Retype every entry word for word.

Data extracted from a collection
━━━━━━━━━━━━━━━━━━━━

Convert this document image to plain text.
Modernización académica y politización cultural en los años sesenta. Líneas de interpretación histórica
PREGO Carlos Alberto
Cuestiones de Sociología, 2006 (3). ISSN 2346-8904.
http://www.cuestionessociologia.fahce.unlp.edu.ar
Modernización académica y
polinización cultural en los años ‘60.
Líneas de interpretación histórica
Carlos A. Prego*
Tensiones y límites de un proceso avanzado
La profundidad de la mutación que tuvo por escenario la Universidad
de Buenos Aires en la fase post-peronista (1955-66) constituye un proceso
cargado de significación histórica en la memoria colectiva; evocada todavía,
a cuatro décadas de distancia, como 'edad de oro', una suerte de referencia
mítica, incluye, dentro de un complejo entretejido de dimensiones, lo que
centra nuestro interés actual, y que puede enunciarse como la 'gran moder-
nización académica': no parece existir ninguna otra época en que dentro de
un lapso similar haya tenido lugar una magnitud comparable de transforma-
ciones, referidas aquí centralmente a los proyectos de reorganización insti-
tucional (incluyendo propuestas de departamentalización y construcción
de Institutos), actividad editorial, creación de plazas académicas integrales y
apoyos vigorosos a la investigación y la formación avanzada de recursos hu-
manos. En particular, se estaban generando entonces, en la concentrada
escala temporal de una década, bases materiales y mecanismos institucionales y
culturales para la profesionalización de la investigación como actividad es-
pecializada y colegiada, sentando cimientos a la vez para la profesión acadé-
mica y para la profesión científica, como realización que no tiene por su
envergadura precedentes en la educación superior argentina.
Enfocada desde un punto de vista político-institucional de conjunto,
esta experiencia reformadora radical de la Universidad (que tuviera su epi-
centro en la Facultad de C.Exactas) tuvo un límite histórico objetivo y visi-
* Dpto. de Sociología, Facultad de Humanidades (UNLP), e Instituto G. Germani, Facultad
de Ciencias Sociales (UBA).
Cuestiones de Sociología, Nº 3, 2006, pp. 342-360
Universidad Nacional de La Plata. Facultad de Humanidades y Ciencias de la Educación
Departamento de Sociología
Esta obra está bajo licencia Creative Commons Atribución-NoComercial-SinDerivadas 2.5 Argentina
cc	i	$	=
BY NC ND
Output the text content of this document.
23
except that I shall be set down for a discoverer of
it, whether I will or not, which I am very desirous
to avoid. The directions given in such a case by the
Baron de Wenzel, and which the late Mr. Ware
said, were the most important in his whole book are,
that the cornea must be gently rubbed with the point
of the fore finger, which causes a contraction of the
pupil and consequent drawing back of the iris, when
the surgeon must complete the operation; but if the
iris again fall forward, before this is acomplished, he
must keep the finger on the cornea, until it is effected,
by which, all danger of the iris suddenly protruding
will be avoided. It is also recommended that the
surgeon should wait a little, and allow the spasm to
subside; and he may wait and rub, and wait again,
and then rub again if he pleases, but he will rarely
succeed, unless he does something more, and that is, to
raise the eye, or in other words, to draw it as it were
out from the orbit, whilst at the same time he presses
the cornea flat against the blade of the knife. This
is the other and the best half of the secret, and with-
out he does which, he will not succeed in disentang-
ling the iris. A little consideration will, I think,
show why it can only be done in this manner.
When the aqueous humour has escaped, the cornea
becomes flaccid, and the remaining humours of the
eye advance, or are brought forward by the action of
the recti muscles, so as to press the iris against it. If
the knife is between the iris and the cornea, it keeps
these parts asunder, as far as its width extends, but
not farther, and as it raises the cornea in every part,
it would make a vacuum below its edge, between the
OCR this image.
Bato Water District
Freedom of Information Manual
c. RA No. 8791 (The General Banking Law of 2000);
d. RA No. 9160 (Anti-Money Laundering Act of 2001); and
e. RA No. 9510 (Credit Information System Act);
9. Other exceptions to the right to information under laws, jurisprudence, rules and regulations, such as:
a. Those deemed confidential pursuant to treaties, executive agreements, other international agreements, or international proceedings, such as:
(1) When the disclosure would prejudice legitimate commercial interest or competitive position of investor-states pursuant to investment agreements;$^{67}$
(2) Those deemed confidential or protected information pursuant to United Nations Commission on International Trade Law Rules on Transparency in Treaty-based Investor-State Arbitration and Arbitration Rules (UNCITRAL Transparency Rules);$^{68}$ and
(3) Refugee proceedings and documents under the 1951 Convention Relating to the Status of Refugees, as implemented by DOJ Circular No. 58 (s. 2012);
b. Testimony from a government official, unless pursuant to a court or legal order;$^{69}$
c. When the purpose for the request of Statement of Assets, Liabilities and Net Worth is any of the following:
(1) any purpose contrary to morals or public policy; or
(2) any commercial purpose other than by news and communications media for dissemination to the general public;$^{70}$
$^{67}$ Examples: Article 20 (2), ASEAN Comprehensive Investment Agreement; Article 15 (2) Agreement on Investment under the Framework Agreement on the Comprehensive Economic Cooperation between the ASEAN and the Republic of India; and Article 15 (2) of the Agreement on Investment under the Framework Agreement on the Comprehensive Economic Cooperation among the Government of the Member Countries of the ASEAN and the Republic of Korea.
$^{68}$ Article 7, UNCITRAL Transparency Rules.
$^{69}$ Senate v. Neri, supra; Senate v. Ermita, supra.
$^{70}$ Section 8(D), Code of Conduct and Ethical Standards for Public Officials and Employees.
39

━━━━━━━━━━━━━━━━━━━━

* **Answer for the task**
Convert this document image to plain text.
Modernización académica y politización cultural en los años sesenta. Líneas de interpretación histórica
PREGO Carlos Alberto
Cuestiones de Sociología, 2006 (3). ISSN 2346-8904.
http://www.cuestionessociologia.fahce.unlp.edu.ar
Modernización académica y
polinización cultural en los años ‘60.
Líneas de interpretación histórica
Carlos A. Prego*
Tensiones y límites de un proceso avanzado
La profundidad de la mutación que tuvo por escenario la Universidad
de Buenos Aires en la fase post-peronista (1955-66) constituye un proceso
cargado de significación histórica en la memoria colectiva; evocada todavía,
a cuatro décadas de distancia, como 'edad de oro', una suerte de referencia
mítica, incluye, dentro de un complejo entretejido de dimensiones, lo que
centra nuestro interés actual, y que puede enunciarse como la 'gran moder-
nización académica': no parece existir ninguna otra época en que dentro de
un lapso similar haya tenido lugar una magnitud comparable de transforma-
ciones, referidas aquí centralmente a los proyectos de reorganización insti-
tucional (incluyendo propuestas de departamentalización y construcción
de Institutos), actividad editorial, creación de plazas académicas integrales y
apoyos vigorosos a la investigación y la formación avanzada de recursos hu-
manos. En particular, se estaban generando entonces, en la concentrada
escala temporal de una década, bases materiales y mecanismos institucionales y
culturales para la profesionalización de la investigación como actividad es-
pecializada y colegiada, sentando cimientos a la vez para la profesión acadé-
mica y para la profesión científica, como realización que no tiene por su
envergadura precedentes en la educación superior argentina.
Enfocada desde un punto de vista político-institucional de conjunto,
esta experiencia reformadora radical de la Universidad (que tuviera su epi-
centro en la Facultad de C.Exactas) tuvo un límite histórico objetivo y visi-
* Dpto. de Sociología, Facultad de Humanidades (UNLP), e Instituto G. Germani, Facultad
de Ciencias Sociales (UBA).
Cuestiones de Sociología, Nº 3, 2006, pp. 342-360
Universidad Nacional de La Plata. Facultad de Humanidades y Ciencias de la Educación
Departamento de Sociología
Esta obra está bajo licencia Creative Commons Atribución-NoComercial-SinDerivadas 2.5 Argentina
cc	i	$	=
BY NC ND
Output the text content of this document.
23
except that I shall be set down for a discoverer of
it, whether I will or not, which I am very desirous
to avoid. The directions given in such a case by the
Baron de Wenzel, and which the late Mr. Ware
said, were the most important in his whole book are,
that the cornea must be gently rubbed with the point
of the fore finger, which causes a contraction of the
pupil and consequent drawing back of the iris, when
the surgeon must complete the operation; but if the
iris again fall forward, before this is acomplished, he
must keep the finger on the cornea, until it is effected,
by which, all danger of the iris suddenly protruding
will be avoided. It is also recommended that the
surgeon should wait a little, and allow the spasm to
subside; and he may wait and rub, and wait again,
and then rub again if he pleases, but he will rarely
succeed, unless he does something more, and that is, to
raise the eye, or in other words, to draw it as it were
out from the orbit, whilst at the same time he presses
the cornea flat against the blade of the knife. This
is the other and the best half of the secret, and with-
out he does which, he will not succeed in disentang-
ling the iris. A little consideration will, I think,
show why it can only be done in this manner.
When the aqueous humour has escaped, the cornea
becomes flaccid, and the remaining humours of the
eye advance, or are brought forward by the action of
the recti muscles, so as to press the iris against it. If
the knife is between the iris and the cornea, it keeps
these parts asunder, as far as its width extends, but
not farther, and as it raises the cornea in every part,
it would make a vacuum below its edge, between the
OCR this image.
Bato Water District
Freedom of Information Manual
c. RA No. 8791 (The General Banking Law of 2000);
d. RA No. 9160 (Anti-Money Laundering Act of 2001); and
e. RA No. 9510 (Credit Information System Act);
9. Other exceptions to the right to information under laws, jurisprudence, rules and regulations, such as:
a. Those deemed confidential pursuant to treaties, executive agreements, other international agreements, or international proceedings, such as:
(1) When the disclosure would prejudice legitimate commercial interest or competitive position of investor-states pursuant to investment agreements;$^{67}$
(2) Those deemed confidential or protected information pursuant to United Nations Commission on International Trade Law Rules on Transparency in Treaty-based Investor-State Arbitration and Arbitration Rules (UNCITRAL Transparency Rules);$^{68}$ and
(3) Refugee proceedings and documents under the 1951 Convention Relating to the Status of Refugees, as implemented by DOJ Circular No. 58 (s. 2012);
b. Testimony from a government official, unless pursuant to a court or legal order;$^{69}$
c. When the purpose for the request of Statement of Assets, Liabilities and Net Worth is any of the following:
(1) any purpose contrary to morals or public policy; or
(2) any commercial purpose other than by news and communications media for dissemination to the general public;$^{70}$
$^{67}$ Examples: Article 20 (2), ASEAN Comprehensive Investment Agreement; Article 15 (2) Agreement on Investment under the Framework Agreement on the Comprehensive Economic Cooperation between the ASEAN and the Republic of India; and Article 15 (2) of the Agreement on Investment under the Framework Agreement on the Comprehensive Economic Cooperation among the Government of the Member Countries of the ASEAN and the Republic of Korea.
$^{68}$ Article 7, UNCITRAL Transparency Rules.
$^{69}$ Senate v. Neri, supra; Senate v. Ermita, supra.
$^{70}$ Section 8(D), Code of Conduct and Ethical Standards for Public Officials and Employees.
39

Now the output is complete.